Task directions.
Set down the material once more, exactly as it appears.

* * * * * * *

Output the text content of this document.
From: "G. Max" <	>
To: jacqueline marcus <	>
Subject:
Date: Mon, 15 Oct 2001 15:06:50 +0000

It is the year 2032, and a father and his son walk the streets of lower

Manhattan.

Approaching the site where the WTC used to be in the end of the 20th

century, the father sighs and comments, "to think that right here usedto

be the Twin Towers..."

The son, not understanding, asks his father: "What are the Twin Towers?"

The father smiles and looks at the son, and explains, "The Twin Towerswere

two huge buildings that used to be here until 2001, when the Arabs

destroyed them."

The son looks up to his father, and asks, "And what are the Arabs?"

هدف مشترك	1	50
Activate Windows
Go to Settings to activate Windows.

* * * * * * *

Solved problem.
Output the text content of this document.
From: "G. Max" <	>
To: jacqueline marcus <	>
Subject:
Date: Mon, 15 Oct 2001 15:06:50 +0000

It is the year 2032, and a father and his son walk the streets of lower

Manhattan.

Approaching the site where the WTC used to be in the end of the 20th

century, the father sighs and comments, "to think that right here usedto

be the Twin Towers..."

The son, not understanding, asks his father: "What are the Twin Towers?"

The father smiles and looks at the son, and explains, "The Twin Towerswere

two huge buildings that used to be here until 2001, when the Arabs

destroyed them."

The son looks up to his father, and asks, "And what are the Arabs?"

هدف مشترك	1	50
Activate Windows
Go to Settings to activate Windows.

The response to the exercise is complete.